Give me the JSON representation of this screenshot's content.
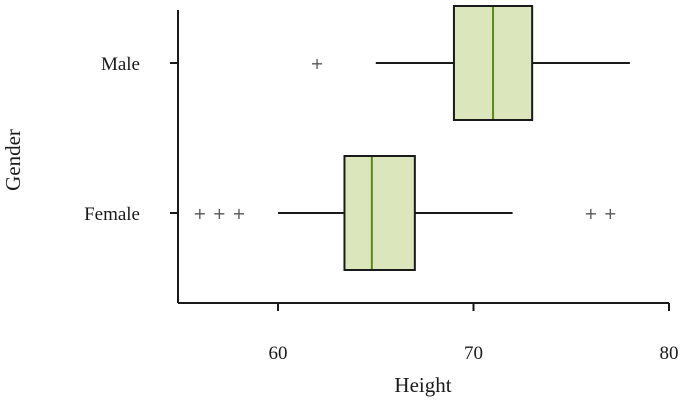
{
  "chart_data": {
    "type": "boxplot",
    "orientation": "horizontal",
    "title": "",
    "xlabel": "Height",
    "ylabel": "Gender",
    "xlim": [
      55,
      80
    ],
    "x_ticks": [
      "60",
      "70",
      "80"
    ],
    "x_tick_values": [
      60,
      70,
      80
    ],
    "grid": false,
    "colors": {
      "box_fill": "#dbe6bc",
      "median": "#5a8a1a",
      "ink": "#1a1a1a"
    },
    "categories": [
      "Male",
      "Female"
    ],
    "series": [
      {
        "category": "Male",
        "whisker_low": 65,
        "q1": 69,
        "median": 71,
        "q3": 73,
        "whisker_high": 78,
        "outliers": [
          62
        ]
      },
      {
        "category": "Female",
        "whisker_low": 60,
        "q1": 63.4,
        "median": 64.8,
        "q3": 67,
        "whisker_high": 72,
        "outliers": [
          56,
          57,
          58,
          76,
          77
        ]
      }
    ]
  }
}
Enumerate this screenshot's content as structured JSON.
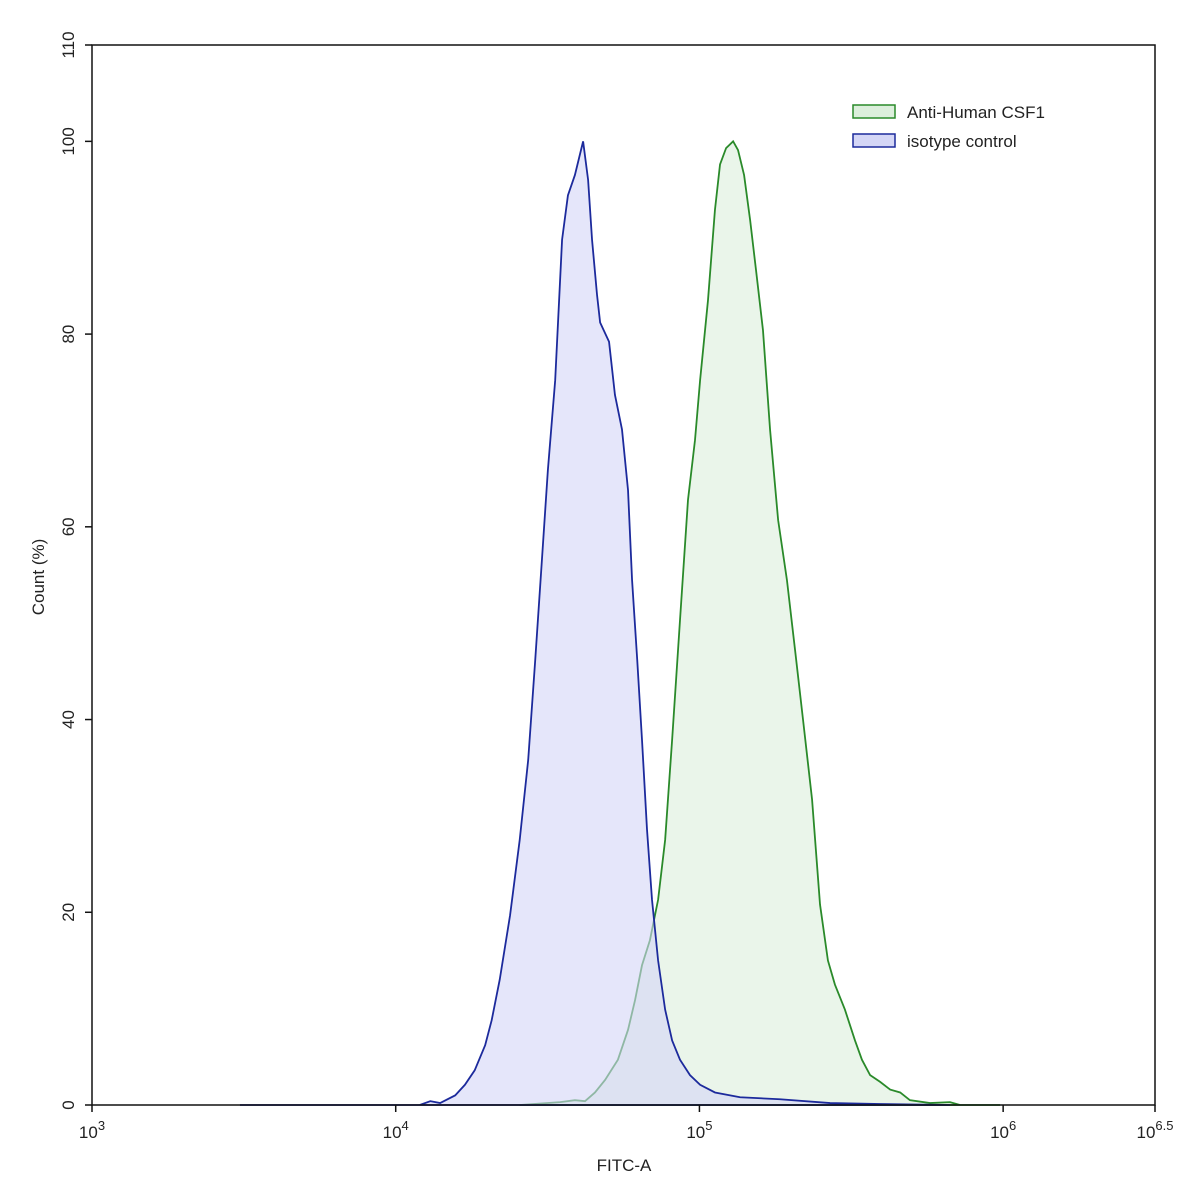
{
  "chart_data": {
    "type": "histogram-overlay",
    "x_label": "FITC-A",
    "y_label": "Count  (%)",
    "xscale": "log",
    "xlim": [
      1000,
      3162277.66
    ],
    "ylim": [
      0,
      110
    ],
    "xticks": [
      {
        "value": 1000,
        "label": "10",
        "exponent": "3"
      },
      {
        "value": 10000,
        "label": "10",
        "exponent": "4"
      },
      {
        "value": 100000,
        "label": "10",
        "exponent": "5"
      },
      {
        "value": 1000000,
        "label": "10",
        "exponent": "6"
      },
      {
        "value": 3162277.66,
        "label": "10",
        "exponent": "6.5"
      }
    ],
    "yticks": [
      0,
      20,
      40,
      60,
      80,
      100,
      110
    ],
    "legend": "upper right",
    "series": [
      {
        "name": "Anti-Human CSF1",
        "color": "#2a8a2a",
        "fill": "#dcefdc",
        "x": [
          25600,
          34800,
          38900,
          42000,
          45300,
          48900,
          53900,
          58200,
          61400,
          64700,
          68700,
          73100,
          77100,
          81300,
          86300,
          91700,
          96700,
          100500,
          106700,
          112500,
          116900,
          122400,
          129100,
          134000,
          140300,
          146900,
          153500,
          161900,
          170800,
          181600,
          194100,
          206500,
          219300,
          234900,
          249500,
          264900,
          279300,
          301300,
          325200,
          342800,
          364800,
          393600,
          424600,
          458100,
          493200,
          574100,
          668300,
          721100,
          977100
        ],
        "values": [
          0,
          0.3,
          0.5,
          0.4,
          1.3,
          2.6,
          4.7,
          7.8,
          10.9,
          14.5,
          17.1,
          21.3,
          27.5,
          37.9,
          50.3,
          62.8,
          69.0,
          75.2,
          83.5,
          92.9,
          97.6,
          99.3,
          100,
          99.1,
          96.5,
          91.8,
          86.7,
          80.4,
          70.1,
          60.7,
          54.5,
          47.2,
          40.0,
          31.7,
          20.8,
          15.0,
          12.5,
          9.9,
          6.7,
          4.7,
          3.1,
          2.4,
          1.6,
          1.3,
          0.5,
          0.2,
          0.3,
          0,
          0
        ]
      },
      {
        "name": "isotype control",
        "color": "#1c2a9c",
        "fill": "#d4d6f6",
        "x": [
          3070,
          12000,
          13000,
          14000,
          15700,
          16900,
          18200,
          19700,
          20700,
          22000,
          23800,
          25600,
          27300,
          28800,
          30300,
          31700,
          33500,
          35300,
          36900,
          38900,
          41400,
          43000,
          44300,
          46000,
          47100,
          50400,
          52700,
          55600,
          58200,
          60000,
          62400,
          64700,
          67200,
          69800,
          73100,
          77100,
          81300,
          86300,
          93100,
          100500,
          112500,
          136100,
          184100,
          269200,
          393600,
          668300
        ],
        "values": [
          0,
          0,
          0.4,
          0.2,
          1.0,
          2.1,
          3.6,
          6.2,
          8.8,
          13.0,
          19.7,
          27.5,
          35.8,
          46.2,
          56.6,
          65.9,
          75.2,
          89.8,
          94.4,
          96.5,
          100,
          96.0,
          89.8,
          84.1,
          81.2,
          79.2,
          73.7,
          70.1,
          63.8,
          54.5,
          46.2,
          37.9,
          28.6,
          21.3,
          15.0,
          9.9,
          6.7,
          4.7,
          3.1,
          2.1,
          1.3,
          0.8,
          0.6,
          0.2,
          0.1,
          0
        ]
      }
    ]
  }
}
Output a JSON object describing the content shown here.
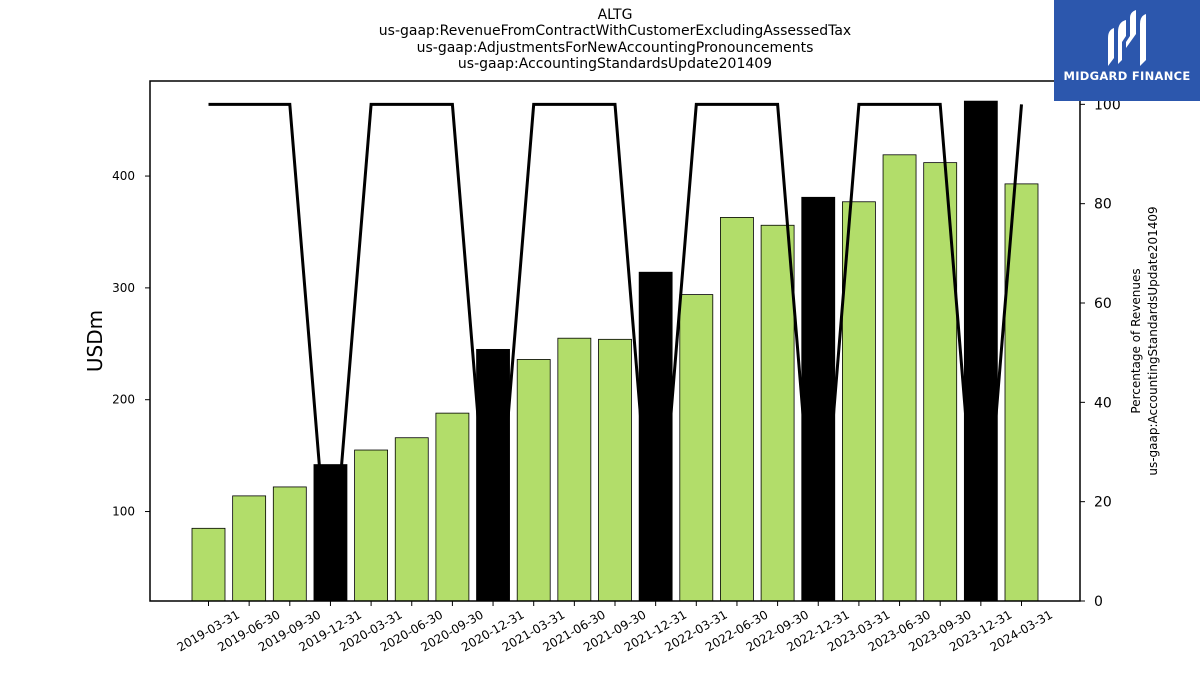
{
  "title_lines": [
    "ALTG",
    "us-gaap:RevenueFromContractWithCustomerExcludingAssessedTax",
    "us-gaap:AdjustmentsForNewAccountingPronouncements",
    "us-gaap:AccountingStandardsUpdate201409"
  ],
  "logo": {
    "text": "MIDGARD FINANCE"
  },
  "chart_data": {
    "type": "bar",
    "categories": [
      "2019-03-31",
      "2019-06-30",
      "2019-09-30",
      "2019-12-31",
      "2020-03-31",
      "2020-06-30",
      "2020-09-30",
      "2020-12-31",
      "2021-03-31",
      "2021-06-30",
      "2021-09-30",
      "2021-12-31",
      "2022-03-31",
      "2022-06-30",
      "2022-09-30",
      "2022-12-31",
      "2023-03-31",
      "2023-06-30",
      "2023-09-30",
      "2023-12-31",
      "2024-03-31"
    ],
    "series": [
      {
        "type": "bar",
        "axis": "left",
        "values": [
          85,
          114,
          122,
          142,
          155,
          166,
          188,
          245,
          236,
          255,
          254,
          314,
          294,
          363,
          356,
          381,
          377,
          419,
          412,
          467,
          393
        ],
        "colors": [
          "#b2dd6a",
          "#b2dd6a",
          "#b2dd6a",
          "#000000",
          "#b2dd6a",
          "#b2dd6a",
          "#b2dd6a",
          "#000000",
          "#b2dd6a",
          "#b2dd6a",
          "#b2dd6a",
          "#000000",
          "#b2dd6a",
          "#b2dd6a",
          "#b2dd6a",
          "#000000",
          "#b2dd6a",
          "#b2dd6a",
          "#b2dd6a",
          "#000000",
          "#b2dd6a"
        ]
      },
      {
        "type": "line",
        "axis": "right",
        "color": "#000000",
        "values": [
          100,
          100,
          100,
          0,
          100,
          100,
          100,
          0,
          100,
          100,
          100,
          0,
          100,
          100,
          100,
          0,
          100,
          100,
          100,
          0,
          100
        ]
      }
    ],
    "ylabel": "USDm",
    "y2label_lines": [
      "Percentage of Revenues",
      "us-gaap:AccountingStandardsUpdate201409"
    ],
    "ylim": [
      20,
      485
    ],
    "y2lim": [
      0,
      104.7
    ],
    "yticks": [
      100,
      200,
      300,
      400
    ],
    "y2ticks": [
      0,
      20,
      40,
      60,
      80,
      100
    ]
  }
}
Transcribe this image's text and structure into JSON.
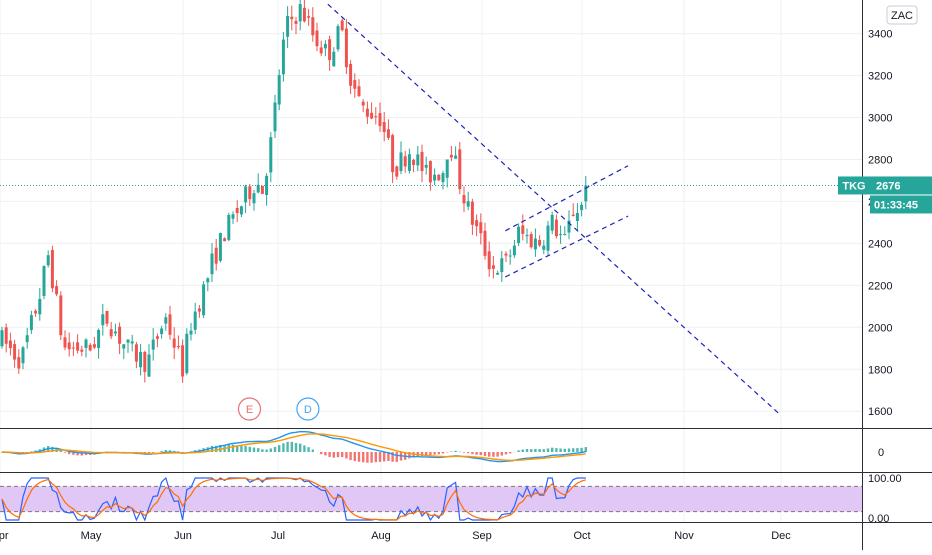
{
  "chart_data": {
    "type": "candlestick",
    "symbol": "TKG",
    "last_price": "2676",
    "countdown": "01:33:45",
    "scale_button": "ZAC",
    "y_axis": {
      "ticks": [
        "3400",
        "3200",
        "3000",
        "2800",
        "2600",
        "2400",
        "2200",
        "2000",
        "1800",
        "1600"
      ],
      "ylim": [
        1520,
        3560
      ]
    },
    "x_axis": {
      "ticks": [
        "Apr",
        "May",
        "Jun",
        "Jul",
        "Aug",
        "Sep",
        "Oct",
        "Nov",
        "Dec"
      ]
    },
    "price_waypoints": [
      [
        "Apr 1",
        1950
      ],
      [
        "Apr 8",
        1840
      ],
      [
        "Apr 14",
        2150
      ],
      [
        "Apr 17",
        2350
      ],
      [
        "Apr 22",
        1900
      ],
      [
        "May 1",
        1900
      ],
      [
        "May 6",
        2050
      ],
      [
        "May 13",
        1900
      ],
      [
        "May 20",
        1830
      ],
      [
        "May 26",
        2050
      ],
      [
        "Jun 1",
        1800
      ],
      [
        "Jun 3",
        2000
      ],
      [
        "Jun 8",
        2200
      ],
      [
        "Jun 10",
        2300
      ],
      [
        "Jun 14",
        2450
      ],
      [
        "Jun 20",
        2600
      ],
      [
        "Jun 24",
        2700
      ],
      [
        "Jun 26",
        2650
      ],
      [
        "Jun 29",
        2900
      ],
      [
        "Jul 2",
        3300
      ],
      [
        "Jul 4",
        3450
      ],
      [
        "Jul 8",
        3520
      ],
      [
        "Jul 12",
        3380
      ],
      [
        "Jul 16",
        3300
      ],
      [
        "Jul 20",
        3420
      ],
      [
        "Jul 23",
        3180
      ],
      [
        "Jul 26",
        3050
      ],
      [
        "Aug 1",
        3000
      ],
      [
        "Aug 5",
        2750
      ],
      [
        "Aug 10",
        2850
      ],
      [
        "Aug 15",
        2720
      ],
      [
        "Aug 20",
        2750
      ],
      [
        "Aug 22",
        2900
      ],
      [
        "Aug 25",
        2700
      ],
      [
        "Aug 28",
        2550
      ],
      [
        "Sep 1",
        2400
      ],
      [
        "Sep 4",
        2280
      ],
      [
        "Sep 8",
        2300
      ],
      [
        "Sep 12",
        2450
      ],
      [
        "Sep 18",
        2400
      ],
      [
        "Sep 22",
        2500
      ],
      [
        "Sep 26",
        2400
      ],
      [
        "Sep 28",
        2550
      ],
      [
        "Oct 1",
        2580
      ],
      [
        "Oct 3",
        2676
      ]
    ],
    "trendlines": [
      {
        "style": "dashed",
        "from": [
          "Jul 16",
          3540
        ],
        "to": [
          "Dec 1",
          1580
        ]
      },
      {
        "style": "dashed",
        "from": [
          "Sep 8",
          2240
        ],
        "to": [
          "Oct 15",
          2530
        ]
      },
      {
        "style": "dashed",
        "from": [
          "Sep 8",
          2460
        ],
        "to": [
          "Oct 15",
          2770
        ]
      }
    ],
    "event_markers": [
      {
        "label": "E",
        "date": "Jun 22"
      },
      {
        "label": "D",
        "date": "Jul 10"
      }
    ],
    "oscillator": {
      "levels": [
        "100.00",
        "0.00"
      ],
      "band": [
        20,
        80
      ]
    },
    "colors": {
      "up": "#26a69a",
      "down": "#ef5350",
      "trendline": "#1f23b5",
      "last_price": "#26a69a",
      "band": "#e1c7f6",
      "osc_line1": "#2962ff",
      "osc_line2": "#ff6d00"
    }
  }
}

**EXERCISE TASK**
Look over the records above and copy each line that includes the string "text".

**REPLY**
    "text": "MIDGARD FINANCE"
Transcribe this image's text and structure into JSON.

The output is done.